Segment Start: INFORMATION SHOWN

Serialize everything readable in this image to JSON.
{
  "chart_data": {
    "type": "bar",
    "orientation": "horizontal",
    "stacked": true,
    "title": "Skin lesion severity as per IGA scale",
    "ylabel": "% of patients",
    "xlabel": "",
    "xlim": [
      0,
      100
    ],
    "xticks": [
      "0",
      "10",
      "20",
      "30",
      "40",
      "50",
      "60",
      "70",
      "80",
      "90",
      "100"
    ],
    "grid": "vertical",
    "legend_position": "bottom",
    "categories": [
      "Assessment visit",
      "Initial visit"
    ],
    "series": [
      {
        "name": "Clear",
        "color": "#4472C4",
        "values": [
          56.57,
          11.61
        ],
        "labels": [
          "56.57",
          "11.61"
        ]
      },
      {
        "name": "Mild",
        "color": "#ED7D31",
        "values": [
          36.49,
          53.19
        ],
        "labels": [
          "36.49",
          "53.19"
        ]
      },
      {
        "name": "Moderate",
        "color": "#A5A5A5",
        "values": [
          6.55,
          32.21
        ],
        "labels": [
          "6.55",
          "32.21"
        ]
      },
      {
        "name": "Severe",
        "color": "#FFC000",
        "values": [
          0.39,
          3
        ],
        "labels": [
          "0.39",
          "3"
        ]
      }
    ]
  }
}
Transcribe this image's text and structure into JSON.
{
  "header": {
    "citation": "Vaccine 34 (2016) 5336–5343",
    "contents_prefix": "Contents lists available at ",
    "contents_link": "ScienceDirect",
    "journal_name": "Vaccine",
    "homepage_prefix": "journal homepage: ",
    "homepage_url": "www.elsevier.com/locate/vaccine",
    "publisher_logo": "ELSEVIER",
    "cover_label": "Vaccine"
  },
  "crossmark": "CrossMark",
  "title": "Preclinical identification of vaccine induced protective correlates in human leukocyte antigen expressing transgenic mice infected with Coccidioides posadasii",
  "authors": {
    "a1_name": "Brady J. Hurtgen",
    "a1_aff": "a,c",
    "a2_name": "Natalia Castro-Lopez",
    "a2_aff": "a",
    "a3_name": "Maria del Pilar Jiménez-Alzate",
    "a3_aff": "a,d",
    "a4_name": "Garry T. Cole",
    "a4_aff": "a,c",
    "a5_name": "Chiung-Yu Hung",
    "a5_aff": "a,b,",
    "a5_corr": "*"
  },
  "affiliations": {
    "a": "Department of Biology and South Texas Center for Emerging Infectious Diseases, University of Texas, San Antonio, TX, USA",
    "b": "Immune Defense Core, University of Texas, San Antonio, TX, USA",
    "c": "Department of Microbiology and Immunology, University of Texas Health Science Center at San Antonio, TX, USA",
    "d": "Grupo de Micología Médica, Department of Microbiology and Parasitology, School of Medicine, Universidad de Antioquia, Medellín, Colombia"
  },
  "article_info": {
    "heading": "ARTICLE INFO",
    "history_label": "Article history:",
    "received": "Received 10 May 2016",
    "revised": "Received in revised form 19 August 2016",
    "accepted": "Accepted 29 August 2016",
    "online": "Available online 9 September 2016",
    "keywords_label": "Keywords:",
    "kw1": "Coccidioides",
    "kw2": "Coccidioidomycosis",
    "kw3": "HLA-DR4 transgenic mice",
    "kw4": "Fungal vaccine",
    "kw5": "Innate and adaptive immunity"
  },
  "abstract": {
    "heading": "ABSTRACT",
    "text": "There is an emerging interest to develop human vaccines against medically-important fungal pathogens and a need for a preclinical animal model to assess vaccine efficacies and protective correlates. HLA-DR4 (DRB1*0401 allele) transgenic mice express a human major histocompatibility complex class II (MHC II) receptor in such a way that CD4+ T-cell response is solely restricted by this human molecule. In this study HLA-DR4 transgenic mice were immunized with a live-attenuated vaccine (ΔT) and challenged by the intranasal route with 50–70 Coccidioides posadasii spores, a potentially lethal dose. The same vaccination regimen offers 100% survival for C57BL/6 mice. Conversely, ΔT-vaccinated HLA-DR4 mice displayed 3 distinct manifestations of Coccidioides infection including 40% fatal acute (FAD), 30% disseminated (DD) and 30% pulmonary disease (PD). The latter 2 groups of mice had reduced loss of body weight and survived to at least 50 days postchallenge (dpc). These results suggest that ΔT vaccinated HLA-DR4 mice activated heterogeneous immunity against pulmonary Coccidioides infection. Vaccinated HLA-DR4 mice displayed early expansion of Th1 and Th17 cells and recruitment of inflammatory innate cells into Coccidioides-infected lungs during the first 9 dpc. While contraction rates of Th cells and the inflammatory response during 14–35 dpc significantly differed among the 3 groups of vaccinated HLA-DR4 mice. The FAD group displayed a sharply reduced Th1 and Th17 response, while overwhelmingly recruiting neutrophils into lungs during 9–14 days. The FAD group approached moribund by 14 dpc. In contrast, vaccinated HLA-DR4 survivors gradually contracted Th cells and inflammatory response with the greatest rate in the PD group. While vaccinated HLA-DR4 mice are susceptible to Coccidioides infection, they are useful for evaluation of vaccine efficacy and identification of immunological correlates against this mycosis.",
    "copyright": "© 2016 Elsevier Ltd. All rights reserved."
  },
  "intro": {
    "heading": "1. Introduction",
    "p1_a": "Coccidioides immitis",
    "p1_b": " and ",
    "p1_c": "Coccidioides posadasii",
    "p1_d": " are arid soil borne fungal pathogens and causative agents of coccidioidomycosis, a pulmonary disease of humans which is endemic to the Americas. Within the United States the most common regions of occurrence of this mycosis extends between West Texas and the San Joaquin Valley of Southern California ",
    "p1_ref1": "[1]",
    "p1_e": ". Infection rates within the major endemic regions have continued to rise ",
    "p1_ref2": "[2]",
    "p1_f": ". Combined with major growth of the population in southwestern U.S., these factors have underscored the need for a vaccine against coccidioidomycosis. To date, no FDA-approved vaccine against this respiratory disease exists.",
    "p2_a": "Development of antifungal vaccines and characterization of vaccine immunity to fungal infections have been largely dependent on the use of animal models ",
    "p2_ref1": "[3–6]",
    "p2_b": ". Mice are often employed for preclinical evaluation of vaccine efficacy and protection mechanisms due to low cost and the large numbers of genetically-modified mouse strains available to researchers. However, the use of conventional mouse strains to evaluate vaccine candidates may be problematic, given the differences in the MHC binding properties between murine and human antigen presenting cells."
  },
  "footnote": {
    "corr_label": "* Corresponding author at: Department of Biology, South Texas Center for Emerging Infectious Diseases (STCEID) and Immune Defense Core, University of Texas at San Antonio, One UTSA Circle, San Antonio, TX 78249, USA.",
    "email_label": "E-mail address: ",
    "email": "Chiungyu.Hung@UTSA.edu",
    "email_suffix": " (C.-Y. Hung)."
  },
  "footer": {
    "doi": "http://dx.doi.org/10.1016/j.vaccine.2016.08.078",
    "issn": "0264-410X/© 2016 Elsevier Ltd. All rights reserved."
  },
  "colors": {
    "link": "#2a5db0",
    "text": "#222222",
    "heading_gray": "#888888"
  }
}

Segment End: INFORMATION SHOWN

#### DESCRIPTION OF THE TASK
Give back each line above precisely as it stands.

#### YOUR SOLUTION
Serialize everything readable in this image to JSON.
{
  "chart_data": {
    "type": "bar",
    "orientation": "horizontal",
    "stacked": true,
    "title": "Skin lesion severity as per IGA scale",
    "ylabel": "% of patients",
    "xlabel": "",
    "xlim": [
      0,
      100
    ],
    "xticks": [
      "0",
      "10",
      "20",
      "30",
      "40",
      "50",
      "60",
      "70",
      "80",
      "90",
      "100"
    ],
    "grid": "vertical",
    "legend_position": "bottom",
    "categories": [
      "Assessment visit",
      "Initial visit"
    ],
    "series": [
      {
        "name": "Clear",
        "color": "#4472C4",
        "values": [
          56.57,
          11.61
        ],
        "labels": [
          "56.57",
          "11.61"
        ]
      },
      {
        "name": "Mild",
        "color": "#ED7D31",
        "values": [
          36.49,
          53.19
        ],
        "labels": [
          "36.49",
          "53.19"
        ]
      },
      {
        "name": "Moderate",
        "color": "#A5A5A5",
        "values": [
          6.55,
          32.21
        ],
        "labels": [
          "6.55",
          "32.21"
        ]
      },
      {
        "name": "Severe",
        "color": "#FFC000",
        "values": [
          0.39,
          3
        ],
        "labels": [
          "0.39",
          "3"
        ]
      }
    ]
  }
}
Transcribe this image's text and structure into JSON.
{
  "header": {
    "citation": "Vaccine 34 (2016) 5336–5343",
    "contents_prefix": "Contents lists available at ",
    "contents_link": "ScienceDirect",
    "journal_name": "Vaccine",
    "homepage_prefix": "journal homepage: ",
    "homepage_url": "www.elsevier.com/locate/vaccine",
    "publisher_logo": "ELSEVIER",
    "cover_label": "Vaccine"
  },
  "crossmark": "CrossMark",
  "title": "Preclinical identification of vaccine induced protective correlates in human leukocyte antigen expressing transgenic mice infected with Coccidioides posadasii",
  "authors": {
    "a1_name": "Brady J. Hurtgen",
    "a1_aff": "a,c",
    "a2_name": "Natalia Castro-Lopez",
    "a2_aff": "a",
    "a3_name": "Maria del Pilar Jiménez-Alzate",
    "a3_aff": "a,d",
    "a4_name": "Garry T. Cole",
    "a4_aff": "a,c",
    "a5_name": "Chiung-Yu Hung",
    "a5_aff": "a,b,",
    "a5_corr": "*"
  },
  "affiliations": {
    "a": "Department of Biology and South Texas Center for Emerging Infectious Diseases, University of Texas, San Antonio, TX, USA",
    "b": "Immune Defense Core, University of Texas, San Antonio, TX, USA",
    "c": "Department of Microbiology and Immunology, University of Texas Health Science Center at San Antonio, TX, USA",
    "d": "Grupo de Micología Médica, Department of Microbiology and Parasitology, School of Medicine, Universidad de Antioquia, Medellín, Colombia"
  },
  "article_info": {
    "heading": "ARTICLE INFO",
    "history_label": "Article history:",
    "received": "Received 10 May 2016",
    "revised": "Received in revised form 19 August 2016",
    "accepted": "Accepted 29 August 2016",
    "online": "Available online 9 September 2016",
    "keywords_label": "Keywords:",
    "kw1": "Coccidioides",
    "kw2": "Coccidioidomycosis",
    "kw3": "HLA-DR4 transgenic mice",
    "kw4": "Fungal vaccine",
    "kw5": "Innate and adaptive immunity"
  },
  "abstract": {
    "heading": "ABSTRACT",
    "text": "There is an emerging interest to develop human vaccines against medically-important fungal pathogens and a need for a preclinical animal model to assess vaccine efficacies and protective correlates. HLA-DR4 (DRB1*0401 allele) transgenic mice express a human major histocompatibility complex class II (MHC II) receptor in such a way that CD4+ T-cell response is solely restricted by this human molecule. In this study HLA-DR4 transgenic mice were immunized with a live-attenuated vaccine (ΔT) and challenged by the intranasal route with 50–70 Coccidioides posadasii spores, a potentially lethal dose. The same vaccination regimen offers 100% survival for C57BL/6 mice. Conversely, ΔT-vaccinated HLA-DR4 mice displayed 3 distinct manifestations of Coccidioides infection including 40% fatal acute (FAD), 30% disseminated (DD) and 30% pulmonary disease (PD). The latter 2 groups of mice had reduced loss of body weight and survived to at least 50 days postchallenge (dpc). These results suggest that ΔT vaccinated HLA-DR4 mice activated heterogeneous immunity against pulmonary Coccidioides infection. Vaccinated HLA-DR4 mice displayed early expansion of Th1 and Th17 cells and recruitment of inflammatory innate cells into Coccidioides-infected lungs during the first 9 dpc. While contraction rates of Th cells and the inflammatory response during 14–35 dpc significantly differed among the 3 groups of vaccinated HLA-DR4 mice. The FAD group displayed a sharply reduced Th1 and Th17 response, while overwhelmingly recruiting neutrophils into lungs during 9–14 days. The FAD group approached moribund by 14 dpc. In contrast, vaccinated HLA-DR4 survivors gradually contracted Th cells and inflammatory response with the greatest rate in the PD group. While vaccinated HLA-DR4 mice are susceptible to Coccidioides infection, they are useful for evaluation of vaccine efficacy and identification of immunological correlates against this mycosis.",
    "copyright": "© 2016 Elsevier Ltd. All rights reserved."
  },
  "intro": {
    "heading": "1. Introduction",
    "p1_a": "Coccidioides immitis",
    "p1_b": " and ",
    "p1_c": "Coccidioides posadasii",
    "p1_d": " are arid soil borne fungal pathogens and causative agents of coccidioidomycosis, a pulmonary disease of humans which is endemic to the Americas. Within the United States the most common regions of occurrence of this mycosis extends between West Texas and the San Joaquin Valley of Southern California ",
    "p1_ref1": "[1]",
    "p1_e": ". Infection rates within the major endemic regions have continued to rise ",
    "p1_ref2": "[2]",
    "p1_f": ". Combined with major growth of the population in southwestern U.S., these factors have underscored the need for a vaccine against coccidioidomycosis. To date, no FDA-approved vaccine against this respiratory disease exists.",
    "p2_a": "Development of antifungal vaccines and characterization of vaccine immunity to fungal infections have been largely dependent on the use of animal models ",
    "p2_ref1": "[3–6]",
    "p2_b": ". Mice are often employed for preclinical evaluation of vaccine efficacy and protection mechanisms due to low cost and the large numbers of genetically-modified mouse strains available to researchers. However, the use of conventional mouse strains to evaluate vaccine candidates may be problematic, given the differences in the MHC binding properties between murine and human antigen presenting cells."
  },
  "footnote": {
    "corr_label": "* Corresponding author at: Department of Biology, South Texas Center for Emerging Infectious Diseases (STCEID) and Immune Defense Core, University of Texas at San Antonio, One UTSA Circle, San Antonio, TX 78249, USA.",
    "email_label": "E-mail address: ",
    "email": "Chiungyu.Hung@UTSA.edu",
    "email_suffix": " (C.-Y. Hung)."
  },
  "footer": {
    "doi": "http://dx.doi.org/10.1016/j.vaccine.2016.08.078",
    "issn": "0264-410X/© 2016 Elsevier Ltd. All rights reserved."
  },
  "colors": {
    "link": "#2a5db0",
    "text": "#222222",
    "heading_gray": "#888888"
  }
}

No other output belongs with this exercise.